§ **BRIEF**
Omit every picture, then give all the entries again exactly.

--- Start SUPPLIED RECORDS ---

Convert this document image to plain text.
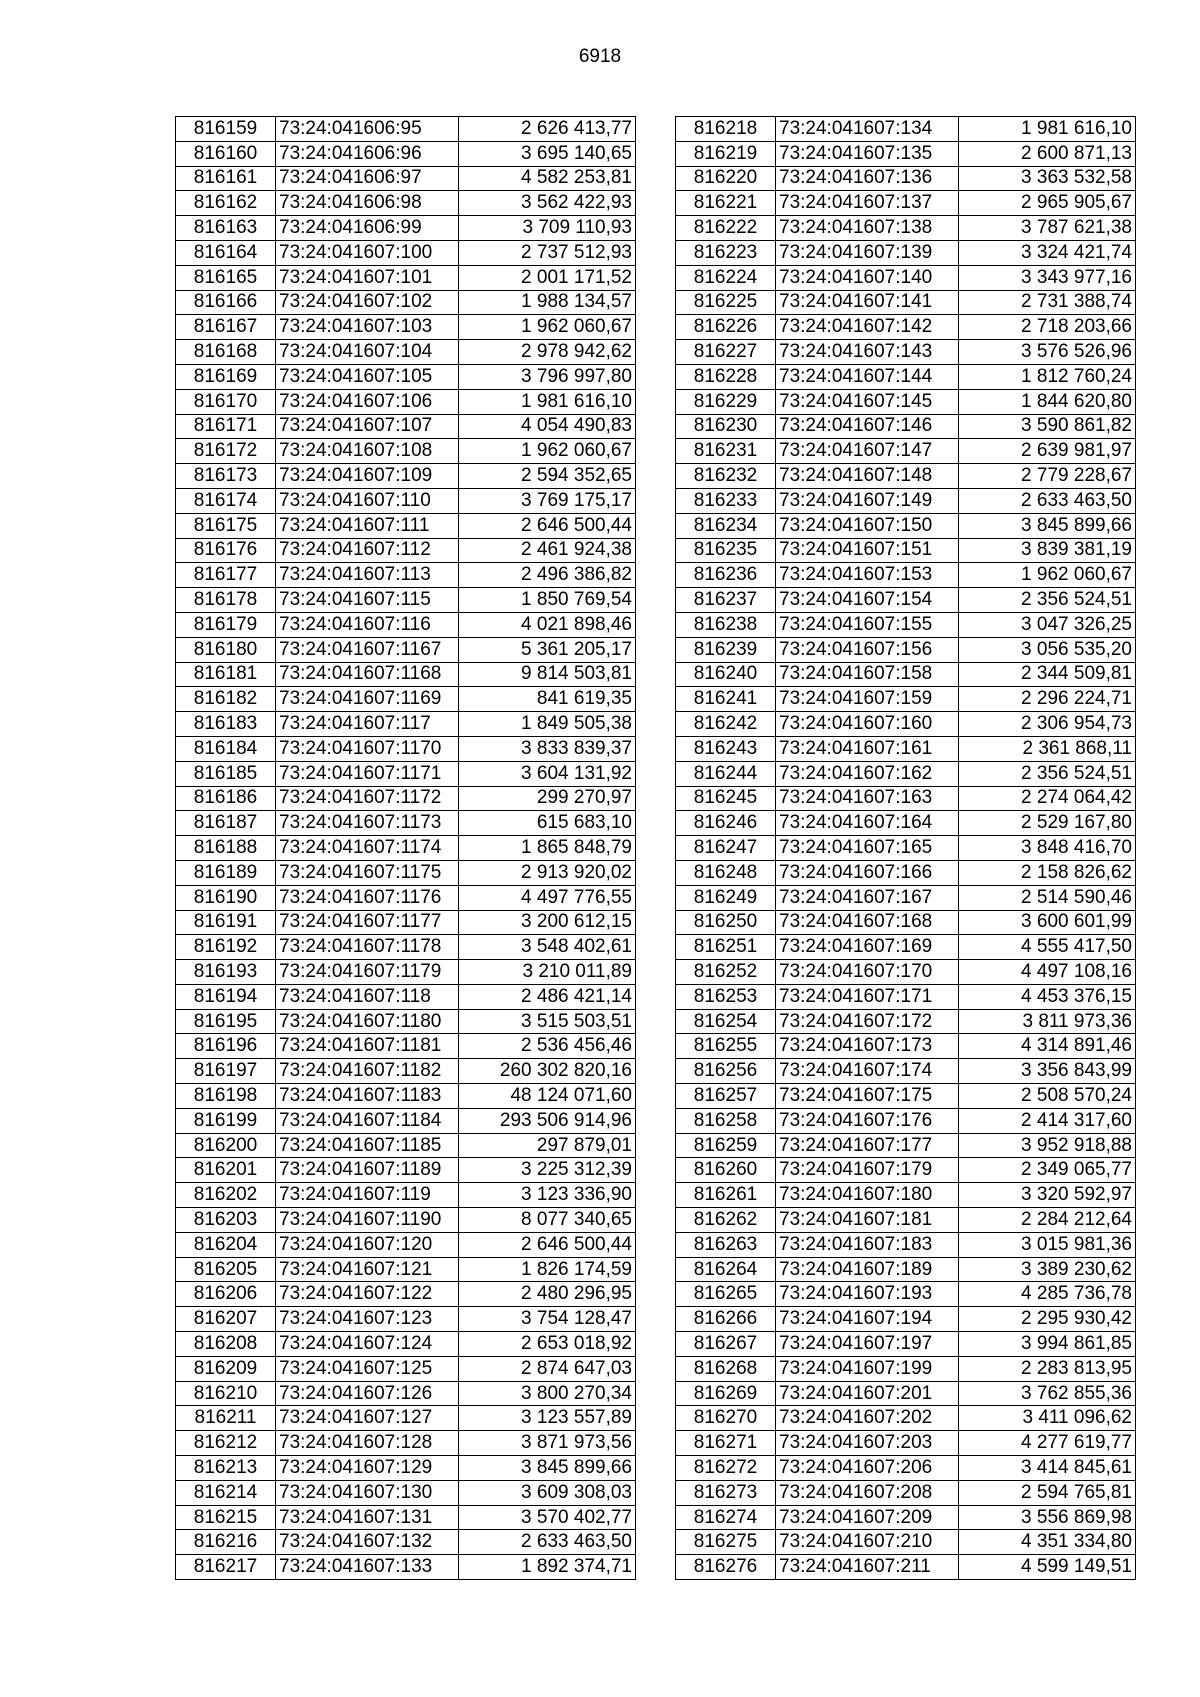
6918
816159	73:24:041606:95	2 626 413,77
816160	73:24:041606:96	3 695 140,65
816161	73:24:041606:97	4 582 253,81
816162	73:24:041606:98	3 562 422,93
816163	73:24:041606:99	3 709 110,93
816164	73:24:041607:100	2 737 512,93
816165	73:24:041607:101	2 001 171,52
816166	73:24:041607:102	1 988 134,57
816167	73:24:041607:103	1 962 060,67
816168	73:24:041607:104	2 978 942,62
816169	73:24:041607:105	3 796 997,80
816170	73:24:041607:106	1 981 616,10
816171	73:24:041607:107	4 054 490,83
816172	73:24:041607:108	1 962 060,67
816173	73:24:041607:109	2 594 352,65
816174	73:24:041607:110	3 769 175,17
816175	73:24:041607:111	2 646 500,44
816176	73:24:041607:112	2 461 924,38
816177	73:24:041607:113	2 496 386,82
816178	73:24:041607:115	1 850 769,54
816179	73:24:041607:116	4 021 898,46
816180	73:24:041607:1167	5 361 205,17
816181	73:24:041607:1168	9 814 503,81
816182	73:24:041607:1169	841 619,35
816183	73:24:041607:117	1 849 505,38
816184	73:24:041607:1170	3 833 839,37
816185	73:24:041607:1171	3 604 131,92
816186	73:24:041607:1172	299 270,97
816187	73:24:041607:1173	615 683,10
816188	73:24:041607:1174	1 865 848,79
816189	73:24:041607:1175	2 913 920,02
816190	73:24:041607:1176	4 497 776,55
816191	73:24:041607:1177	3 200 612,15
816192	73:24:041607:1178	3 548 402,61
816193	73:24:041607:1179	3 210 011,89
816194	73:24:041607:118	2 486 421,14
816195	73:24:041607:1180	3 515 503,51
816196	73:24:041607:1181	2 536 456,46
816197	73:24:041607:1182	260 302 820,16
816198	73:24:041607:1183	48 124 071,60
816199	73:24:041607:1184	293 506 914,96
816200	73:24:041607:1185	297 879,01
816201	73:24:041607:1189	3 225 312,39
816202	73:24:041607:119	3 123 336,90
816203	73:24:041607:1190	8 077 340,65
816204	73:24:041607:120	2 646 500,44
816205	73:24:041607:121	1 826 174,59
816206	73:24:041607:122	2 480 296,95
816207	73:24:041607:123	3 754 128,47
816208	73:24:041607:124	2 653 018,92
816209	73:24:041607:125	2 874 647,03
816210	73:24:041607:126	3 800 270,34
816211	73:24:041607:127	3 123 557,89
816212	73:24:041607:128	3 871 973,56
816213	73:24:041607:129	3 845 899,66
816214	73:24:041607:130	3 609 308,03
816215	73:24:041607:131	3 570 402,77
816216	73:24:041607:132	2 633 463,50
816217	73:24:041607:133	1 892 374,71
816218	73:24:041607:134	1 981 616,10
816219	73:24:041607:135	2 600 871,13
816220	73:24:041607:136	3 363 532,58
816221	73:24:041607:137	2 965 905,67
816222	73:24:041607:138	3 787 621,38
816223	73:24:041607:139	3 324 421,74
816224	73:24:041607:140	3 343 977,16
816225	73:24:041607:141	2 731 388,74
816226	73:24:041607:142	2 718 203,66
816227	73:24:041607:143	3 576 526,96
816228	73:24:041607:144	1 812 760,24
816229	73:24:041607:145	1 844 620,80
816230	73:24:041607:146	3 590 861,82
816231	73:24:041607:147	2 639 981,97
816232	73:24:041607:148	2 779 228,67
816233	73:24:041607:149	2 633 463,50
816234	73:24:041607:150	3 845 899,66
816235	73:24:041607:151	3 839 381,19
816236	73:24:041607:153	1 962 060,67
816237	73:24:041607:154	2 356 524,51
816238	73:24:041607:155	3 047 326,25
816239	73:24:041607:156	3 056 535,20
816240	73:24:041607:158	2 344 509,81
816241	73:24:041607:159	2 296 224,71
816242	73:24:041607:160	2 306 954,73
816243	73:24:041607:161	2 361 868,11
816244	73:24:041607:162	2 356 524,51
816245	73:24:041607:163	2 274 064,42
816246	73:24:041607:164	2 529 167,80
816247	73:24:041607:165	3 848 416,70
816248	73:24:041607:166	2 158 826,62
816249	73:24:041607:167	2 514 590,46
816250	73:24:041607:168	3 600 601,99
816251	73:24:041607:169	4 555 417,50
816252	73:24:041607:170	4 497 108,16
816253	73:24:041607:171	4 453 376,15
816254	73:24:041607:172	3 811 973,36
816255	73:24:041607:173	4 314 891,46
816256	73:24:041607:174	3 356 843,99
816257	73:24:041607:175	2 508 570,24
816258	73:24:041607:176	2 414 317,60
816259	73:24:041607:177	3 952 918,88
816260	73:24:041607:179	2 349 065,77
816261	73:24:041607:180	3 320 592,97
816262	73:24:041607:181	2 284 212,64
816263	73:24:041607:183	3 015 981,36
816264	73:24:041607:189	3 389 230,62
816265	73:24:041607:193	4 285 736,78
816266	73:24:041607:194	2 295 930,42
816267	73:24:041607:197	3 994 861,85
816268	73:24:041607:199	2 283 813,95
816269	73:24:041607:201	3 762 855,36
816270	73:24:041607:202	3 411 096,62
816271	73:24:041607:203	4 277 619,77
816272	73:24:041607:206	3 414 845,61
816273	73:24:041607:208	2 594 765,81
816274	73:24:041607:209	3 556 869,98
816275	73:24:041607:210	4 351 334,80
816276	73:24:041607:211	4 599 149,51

--- End SUPPLIED RECORDS ---

§ **REPLY**
Convert this document image to plain text.
6918
816159	73:24:041606:95	2 626 413,77
816160	73:24:041606:96	3 695 140,65
816161	73:24:041606:97	4 582 253,81
816162	73:24:041606:98	3 562 422,93
816163	73:24:041606:99	3 709 110,93
816164	73:24:041607:100	2 737 512,93
816165	73:24:041607:101	2 001 171,52
816166	73:24:041607:102	1 988 134,57
816167	73:24:041607:103	1 962 060,67
816168	73:24:041607:104	2 978 942,62
816169	73:24:041607:105	3 796 997,80
816170	73:24:041607:106	1 981 616,10
816171	73:24:041607:107	4 054 490,83
816172	73:24:041607:108	1 962 060,67
816173	73:24:041607:109	2 594 352,65
816174	73:24:041607:110	3 769 175,17
816175	73:24:041607:111	2 646 500,44
816176	73:24:041607:112	2 461 924,38
816177	73:24:041607:113	2 496 386,82
816178	73:24:041607:115	1 850 769,54
816179	73:24:041607:116	4 021 898,46
816180	73:24:041607:1167	5 361 205,17
816181	73:24:041607:1168	9 814 503,81
816182	73:24:041607:1169	841 619,35
816183	73:24:041607:117	1 849 505,38
816184	73:24:041607:1170	3 833 839,37
816185	73:24:041607:1171	3 604 131,92
816186	73:24:041607:1172	299 270,97
816187	73:24:041607:1173	615 683,10
816188	73:24:041607:1174	1 865 848,79
816189	73:24:041607:1175	2 913 920,02
816190	73:24:041607:1176	4 497 776,55
816191	73:24:041607:1177	3 200 612,15
816192	73:24:041607:1178	3 548 402,61
816193	73:24:041607:1179	3 210 011,89
816194	73:24:041607:118	2 486 421,14
816195	73:24:041607:1180	3 515 503,51
816196	73:24:041607:1181	2 536 456,46
816197	73:24:041607:1182	260 302 820,16
816198	73:24:041607:1183	48 124 071,60
816199	73:24:041607:1184	293 506 914,96
816200	73:24:041607:1185	297 879,01
816201	73:24:041607:1189	3 225 312,39
816202	73:24:041607:119	3 123 336,90
816203	73:24:041607:1190	8 077 340,65
816204	73:24:041607:120	2 646 500,44
816205	73:24:041607:121	1 826 174,59
816206	73:24:041607:122	2 480 296,95
816207	73:24:041607:123	3 754 128,47
816208	73:24:041607:124	2 653 018,92
816209	73:24:041607:125	2 874 647,03
816210	73:24:041607:126	3 800 270,34
816211	73:24:041607:127	3 123 557,89
816212	73:24:041607:128	3 871 973,56
816213	73:24:041607:129	3 845 899,66
816214	73:24:041607:130	3 609 308,03
816215	73:24:041607:131	3 570 402,77
816216	73:24:041607:132	2 633 463,50
816217	73:24:041607:133	1 892 374,71
816218	73:24:041607:134	1 981 616,10
816219	73:24:041607:135	2 600 871,13
816220	73:24:041607:136	3 363 532,58
816221	73:24:041607:137	2 965 905,67
816222	73:24:041607:138	3 787 621,38
816223	73:24:041607:139	3 324 421,74
816224	73:24:041607:140	3 343 977,16
816225	73:24:041607:141	2 731 388,74
816226	73:24:041607:142	2 718 203,66
816227	73:24:041607:143	3 576 526,96
816228	73:24:041607:144	1 812 760,24
816229	73:24:041607:145	1 844 620,80
816230	73:24:041607:146	3 590 861,82
816231	73:24:041607:147	2 639 981,97
816232	73:24:041607:148	2 779 228,67
816233	73:24:041607:149	2 633 463,50
816234	73:24:041607:150	3 845 899,66
816235	73:24:041607:151	3 839 381,19
816236	73:24:041607:153	1 962 060,67
816237	73:24:041607:154	2 356 524,51
816238	73:24:041607:155	3 047 326,25
816239	73:24:041607:156	3 056 535,20
816240	73:24:041607:158	2 344 509,81
816241	73:24:041607:159	2 296 224,71
816242	73:24:041607:160	2 306 954,73
816243	73:24:041607:161	2 361 868,11
816244	73:24:041607:162	2 356 524,51
816245	73:24:041607:163	2 274 064,42
816246	73:24:041607:164	2 529 167,80
816247	73:24:041607:165	3 848 416,70
816248	73:24:041607:166	2 158 826,62
816249	73:24:041607:167	2 514 590,46
816250	73:24:041607:168	3 600 601,99
816251	73:24:041607:169	4 555 417,50
816252	73:24:041607:170	4 497 108,16
816253	73:24:041607:171	4 453 376,15
816254	73:24:041607:172	3 811 973,36
816255	73:24:041607:173	4 314 891,46
816256	73:24:041607:174	3 356 843,99
816257	73:24:041607:175	2 508 570,24
816258	73:24:041607:176	2 414 317,60
816259	73:24:041607:177	3 952 918,88
816260	73:24:041607:179	2 349 065,77
816261	73:24:041607:180	3 320 592,97
816262	73:24:041607:181	2 284 212,64
816263	73:24:041607:183	3 015 981,36
816264	73:24:041607:189	3 389 230,62
816265	73:24:041607:193	4 285 736,78
816266	73:24:041607:194	2 295 930,42
816267	73:24:041607:197	3 994 861,85
816268	73:24:041607:199	2 283 813,95
816269	73:24:041607:201	3 762 855,36
816270	73:24:041607:202	3 411 096,62
816271	73:24:041607:203	4 277 619,77
816272	73:24:041607:206	3 414 845,61
816273	73:24:041607:208	2 594 765,81
816274	73:24:041607:209	3 556 869,98
816275	73:24:041607:210	4 351 334,80
816276	73:24:041607:211	4 599 149,51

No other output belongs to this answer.